### Job:
Pick out each line below containing "title".

**** Data for this exercise ****

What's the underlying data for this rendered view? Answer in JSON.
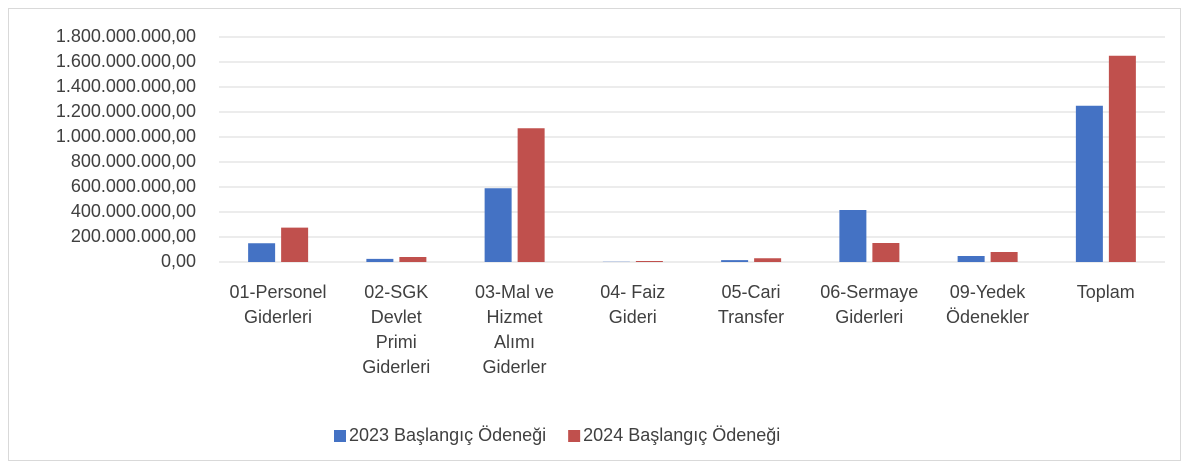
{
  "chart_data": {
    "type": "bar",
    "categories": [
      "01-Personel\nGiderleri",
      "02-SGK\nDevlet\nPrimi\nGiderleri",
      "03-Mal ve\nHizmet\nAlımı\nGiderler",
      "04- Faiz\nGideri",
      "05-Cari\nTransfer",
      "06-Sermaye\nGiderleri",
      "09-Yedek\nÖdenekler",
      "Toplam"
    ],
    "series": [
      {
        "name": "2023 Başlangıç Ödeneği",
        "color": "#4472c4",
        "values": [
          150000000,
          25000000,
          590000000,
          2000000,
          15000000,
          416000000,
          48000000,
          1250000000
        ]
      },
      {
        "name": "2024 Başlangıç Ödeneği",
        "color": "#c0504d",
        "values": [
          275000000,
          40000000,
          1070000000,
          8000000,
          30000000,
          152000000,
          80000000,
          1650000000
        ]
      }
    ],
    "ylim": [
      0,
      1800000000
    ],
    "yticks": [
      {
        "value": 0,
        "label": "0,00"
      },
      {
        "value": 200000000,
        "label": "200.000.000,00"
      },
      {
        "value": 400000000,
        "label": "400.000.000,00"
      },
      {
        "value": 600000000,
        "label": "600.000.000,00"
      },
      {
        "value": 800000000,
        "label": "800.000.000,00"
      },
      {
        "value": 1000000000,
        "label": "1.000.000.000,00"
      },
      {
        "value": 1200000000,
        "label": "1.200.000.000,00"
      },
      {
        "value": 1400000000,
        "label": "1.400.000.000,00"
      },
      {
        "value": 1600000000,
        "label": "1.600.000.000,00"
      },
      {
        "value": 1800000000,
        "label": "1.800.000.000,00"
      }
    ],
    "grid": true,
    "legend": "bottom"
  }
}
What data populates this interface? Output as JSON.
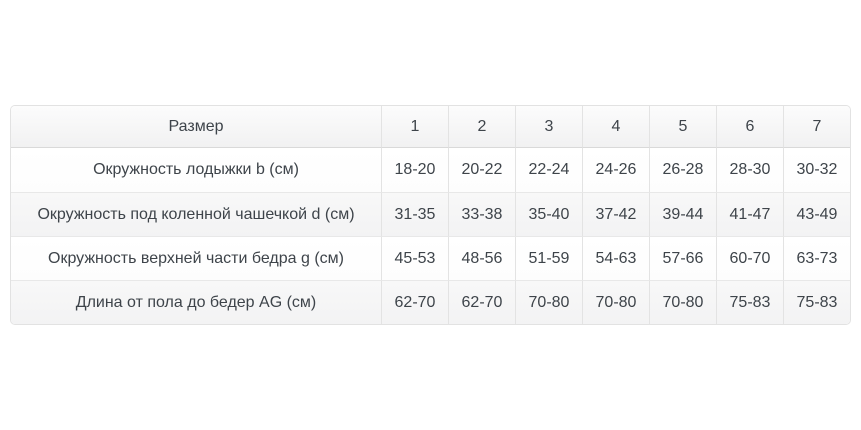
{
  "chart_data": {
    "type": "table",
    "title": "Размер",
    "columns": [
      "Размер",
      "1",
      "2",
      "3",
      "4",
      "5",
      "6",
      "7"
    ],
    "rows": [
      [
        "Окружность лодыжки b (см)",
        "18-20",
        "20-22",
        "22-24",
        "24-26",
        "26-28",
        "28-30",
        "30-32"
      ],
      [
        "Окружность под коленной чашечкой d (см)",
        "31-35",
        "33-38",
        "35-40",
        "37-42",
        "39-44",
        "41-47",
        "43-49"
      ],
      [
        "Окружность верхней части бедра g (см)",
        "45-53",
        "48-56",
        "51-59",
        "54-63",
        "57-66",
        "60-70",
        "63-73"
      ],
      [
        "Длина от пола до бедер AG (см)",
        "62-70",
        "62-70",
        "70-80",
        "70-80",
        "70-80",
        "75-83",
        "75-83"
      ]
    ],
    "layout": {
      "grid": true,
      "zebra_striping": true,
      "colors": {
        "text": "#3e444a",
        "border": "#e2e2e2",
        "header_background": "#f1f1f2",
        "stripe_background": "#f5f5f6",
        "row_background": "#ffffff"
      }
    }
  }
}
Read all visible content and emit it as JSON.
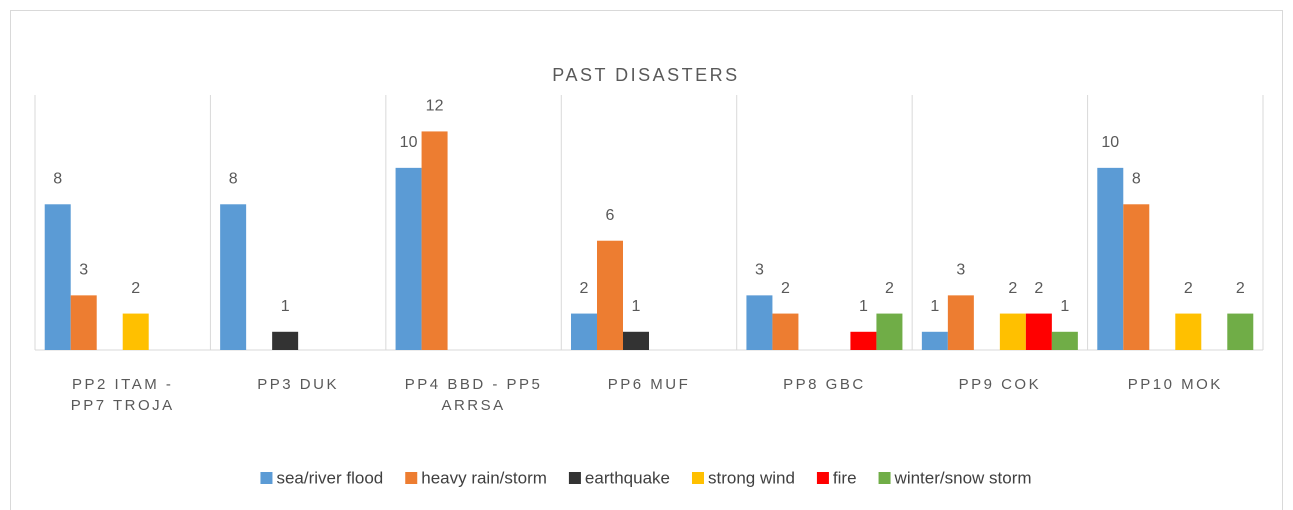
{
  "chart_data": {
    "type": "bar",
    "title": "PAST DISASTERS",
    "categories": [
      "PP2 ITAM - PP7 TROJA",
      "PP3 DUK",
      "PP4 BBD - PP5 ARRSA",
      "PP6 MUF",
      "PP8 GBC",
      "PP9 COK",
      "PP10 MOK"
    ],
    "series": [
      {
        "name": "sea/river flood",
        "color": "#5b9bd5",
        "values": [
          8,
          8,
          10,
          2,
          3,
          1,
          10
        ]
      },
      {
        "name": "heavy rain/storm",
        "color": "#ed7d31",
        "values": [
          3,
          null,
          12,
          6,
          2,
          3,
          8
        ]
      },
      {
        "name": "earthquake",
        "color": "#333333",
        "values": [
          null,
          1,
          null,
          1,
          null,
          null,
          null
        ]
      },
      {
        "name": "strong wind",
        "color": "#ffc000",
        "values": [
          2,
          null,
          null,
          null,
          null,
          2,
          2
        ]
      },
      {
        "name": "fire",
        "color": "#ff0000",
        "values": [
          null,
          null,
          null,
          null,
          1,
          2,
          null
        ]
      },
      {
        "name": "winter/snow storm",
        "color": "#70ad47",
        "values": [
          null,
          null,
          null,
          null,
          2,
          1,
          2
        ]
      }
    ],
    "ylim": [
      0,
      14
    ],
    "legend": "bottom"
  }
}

****
**** Data for this exercise ****

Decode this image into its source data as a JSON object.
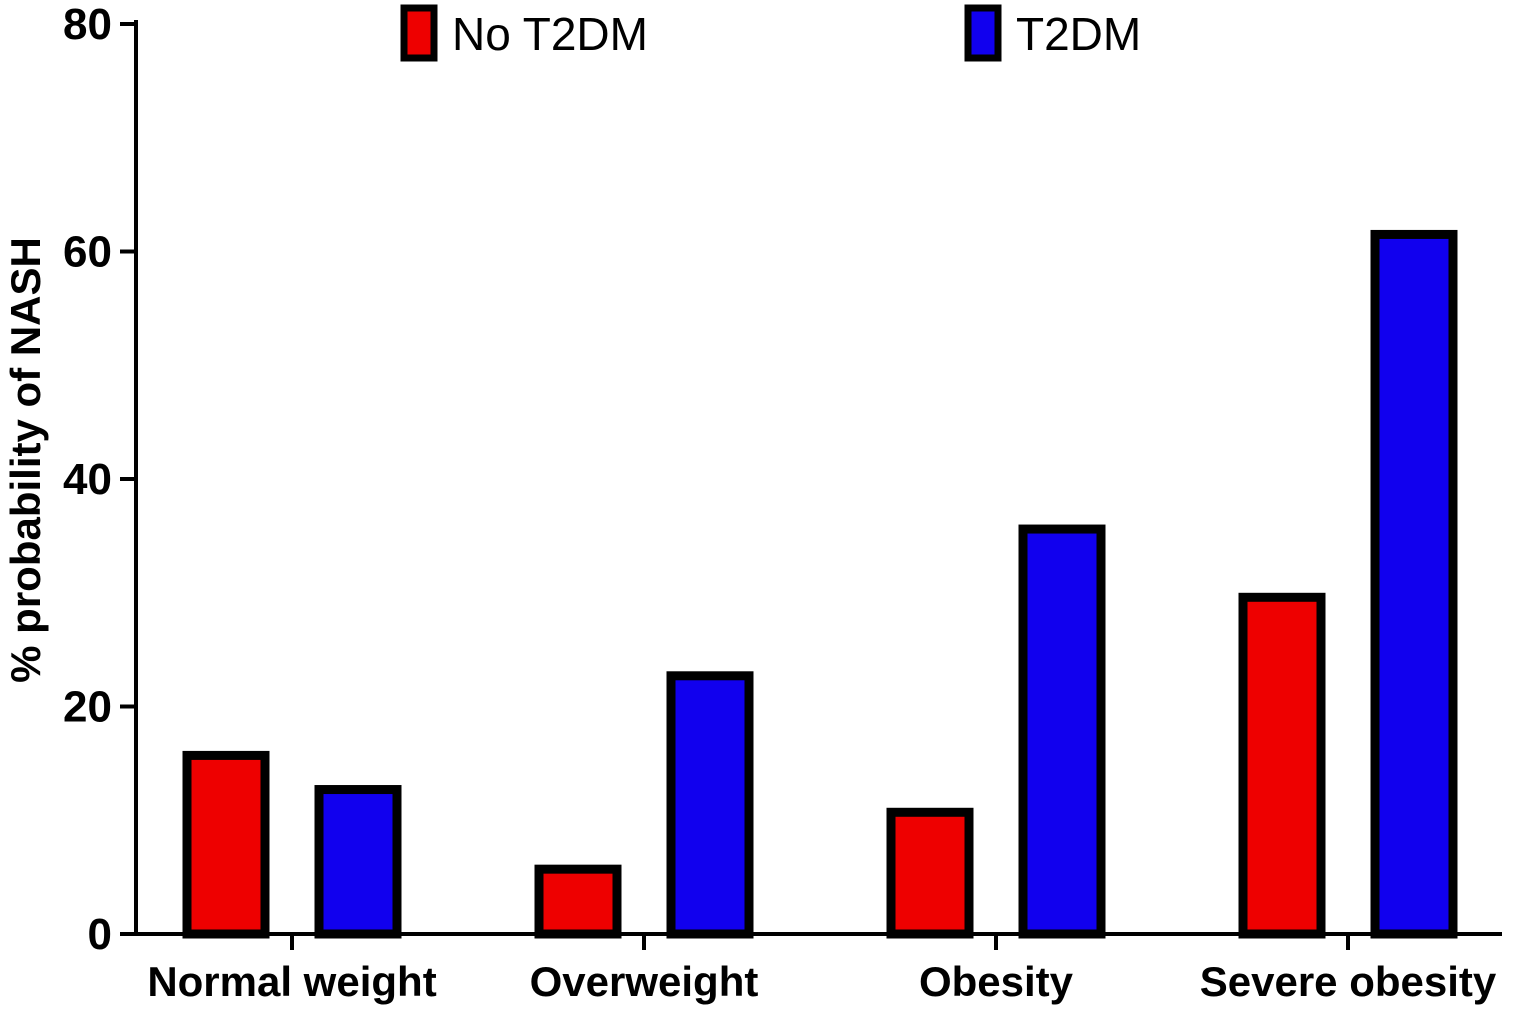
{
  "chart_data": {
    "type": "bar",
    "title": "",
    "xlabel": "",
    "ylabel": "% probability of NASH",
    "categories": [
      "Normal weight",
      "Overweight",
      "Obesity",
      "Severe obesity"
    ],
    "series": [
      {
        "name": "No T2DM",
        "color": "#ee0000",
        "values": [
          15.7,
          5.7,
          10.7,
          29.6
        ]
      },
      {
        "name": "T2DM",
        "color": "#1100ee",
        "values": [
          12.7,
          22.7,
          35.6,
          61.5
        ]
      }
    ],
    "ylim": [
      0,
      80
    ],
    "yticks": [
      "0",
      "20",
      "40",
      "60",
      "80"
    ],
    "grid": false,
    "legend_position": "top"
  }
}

****

### Completed exercise:
    "title": "Размер",
    "title": "PAST DISASTERS",
    "title": "",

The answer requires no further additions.